-- START Data for processing --
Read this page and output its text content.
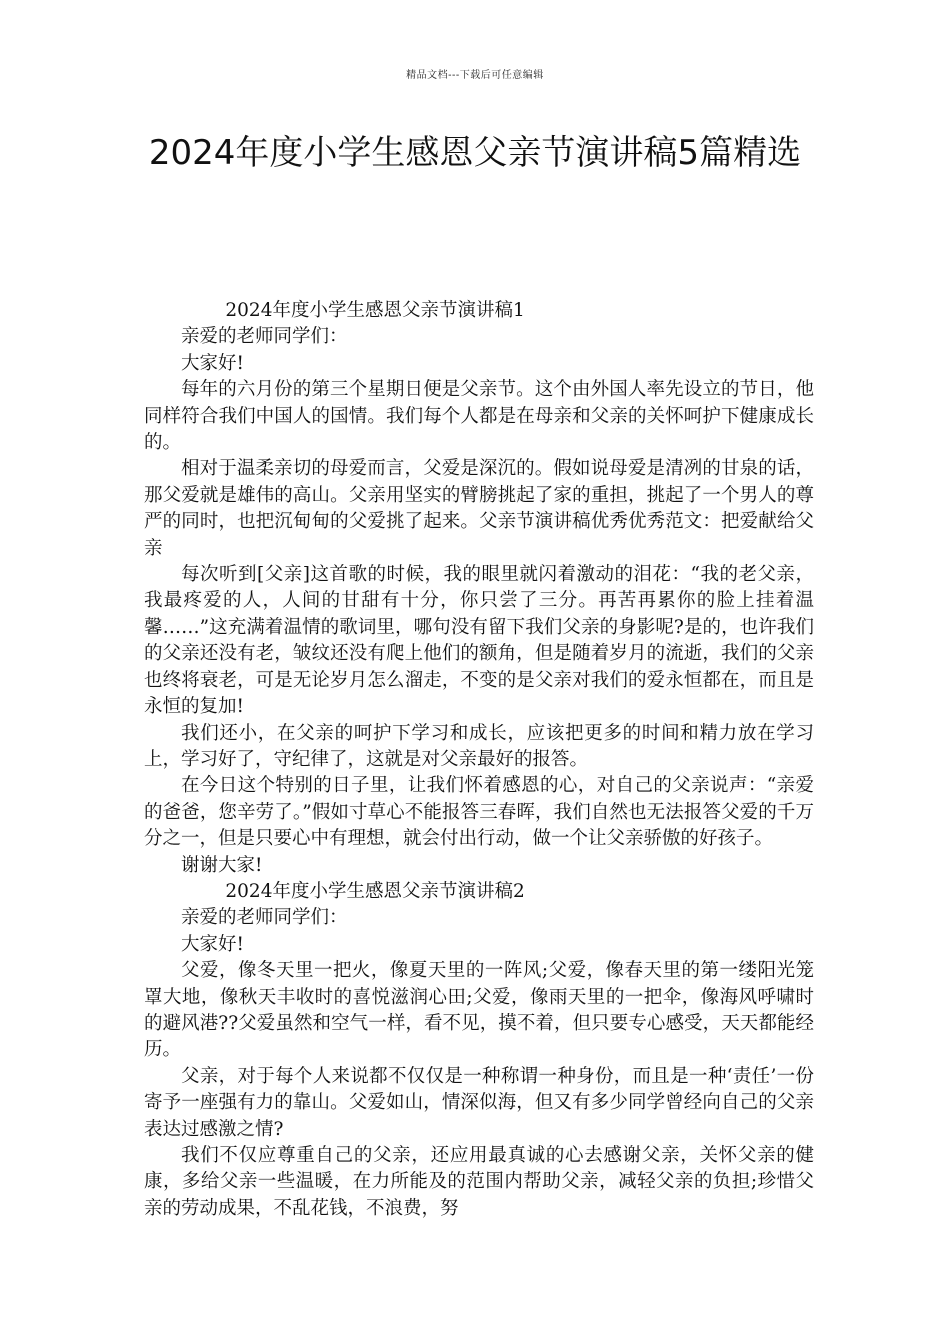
精品文档---下载后可任意编辑
2024年度小学生感恩父亲节演讲稿5篇精选

2024年度小学生感恩父亲节演讲稿1

亲爱的老师同学们：

大家好!

每年的六月份的第三个星期日便是父亲节。这个由外国人率先设立的节日，他同样符合我们中国人的国情。我们每个人都是在母亲和父亲的关怀呵护下健康成长的。

相对于温柔亲切的母爱而言，父爱是深沉的。假如说母爱是清冽的甘泉的话，那父爱就是雄伟的高山。父亲用坚实的臂膀挑起了家的重担，挑起了一个男人的尊严的同时，也把沉甸甸的父爱挑了起来。父亲节演讲稿优秀优秀范文：把爱献给父亲

每次听到[父亲]这首歌的时候，我的眼里就闪着激动的泪花：“我的老父亲，我最疼爱的人，人间的甘甜有十分，你只尝了三分。再苦再累你的脸上挂着温馨……”这充满着温情的歌词里，哪句没有留下我们父亲的身影呢?是的，也许我们的父亲还没有老，皱纹还没有爬上他们的额角，但是随着岁月的流逝，我们的父亲也终将衰老，可是无论岁月怎么溜走，不变的是父亲对我们的爱永恒都在，而且是永恒的复加!

我们还小，在父亲的呵护下学习和成长，应该把更多的时间和精力放在学习上，学习好了，守纪律了，这就是对父亲最好的报答。

在今日这个特别的日子里，让我们怀着感恩的心，对自己的父亲说声：“亲爱的爸爸，您辛劳了。”假如寸草心不能报答三春晖，我们自然也无法报答父爱的千万分之一，但是只要心中有理想，就会付出行动，做一个让父亲骄傲的好孩子。

谢谢大家!

2024年度小学生感恩父亲节演讲稿2

亲爱的老师同学们：

大家好!

父爱，像冬天里一把火，像夏天里的一阵风;父爱，像春天里的第一缕阳光笼罩大地，像秋天丰收时的喜悦滋润心田;父爱，像雨天里的一把伞，像海风呼啸时的避风港??父爱虽然和空气一样，看不见，摸不着，但只要专心感受，天天都能经历。

父亲，对于每个人来说都不仅仅是一种称谓一种身份，而且是一种‘责任’一份寄予一座强有力的靠山。父爱如山，情深似海，但又有多少同学曾经向自己的父亲表达过感激之情?

我们不仅应尊重自己的父亲，还应用最真诚的心去感谢父亲，关怀父亲的健康，多给父亲一些温暖，在力所能及的范围内帮助父亲，减轻父亲的负担;珍惜父亲的劳动成果，不乱花钱，不浪费，努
-- END Data for processing --
* **Written task**
Set every line down exactly as written, leaving each picture out.

* **Task solution**
Read this page and output its text content.
精品文档---下载后可任意编辑
2024年度小学生感恩父亲节演讲稿5篇精选

2024年度小学生感恩父亲节演讲稿1

亲爱的老师同学们：

大家好!

每年的六月份的第三个星期日便是父亲节。这个由外国人率先设立的节日，他同样符合我们中国人的国情。我们每个人都是在母亲和父亲的关怀呵护下健康成长的。

相对于温柔亲切的母爱而言，父爱是深沉的。假如说母爱是清冽的甘泉的话，那父爱就是雄伟的高山。父亲用坚实的臂膀挑起了家的重担，挑起了一个男人的尊严的同时，也把沉甸甸的父爱挑了起来。父亲节演讲稿优秀优秀范文：把爱献给父亲

每次听到[父亲]这首歌的时候，我的眼里就闪着激动的泪花：“我的老父亲，我最疼爱的人，人间的甘甜有十分，你只尝了三分。再苦再累你的脸上挂着温馨……”这充满着温情的歌词里，哪句没有留下我们父亲的身影呢?是的，也许我们的父亲还没有老，皱纹还没有爬上他们的额角，但是随着岁月的流逝，我们的父亲也终将衰老，可是无论岁月怎么溜走，不变的是父亲对我们的爱永恒都在，而且是永恒的复加!

我们还小，在父亲的呵护下学习和成长，应该把更多的时间和精力放在学习上，学习好了，守纪律了，这就是对父亲最好的报答。

在今日这个特别的日子里，让我们怀着感恩的心，对自己的父亲说声：“亲爱的爸爸，您辛劳了。”假如寸草心不能报答三春晖，我们自然也无法报答父爱的千万分之一，但是只要心中有理想，就会付出行动，做一个让父亲骄傲的好孩子。

谢谢大家!

2024年度小学生感恩父亲节演讲稿2

亲爱的老师同学们：

大家好!

父爱，像冬天里一把火，像夏天里的一阵风;父爱，像春天里的第一缕阳光笼罩大地，像秋天丰收时的喜悦滋润心田;父爱，像雨天里的一把伞，像海风呼啸时的避风港??父爱虽然和空气一样，看不见，摸不着，但只要专心感受，天天都能经历。

父亲，对于每个人来说都不仅仅是一种称谓一种身份，而且是一种‘责任’一份寄予一座强有力的靠山。父爱如山，情深似海，但又有多少同学曾经向自己的父亲表达过感激之情?

我们不仅应尊重自己的父亲，还应用最真诚的心去感谢父亲，关怀父亲的健康，多给父亲一些温暖，在力所能及的范围内帮助父亲，减轻父亲的负担;珍惜父亲的劳动成果，不乱花钱，不浪费，努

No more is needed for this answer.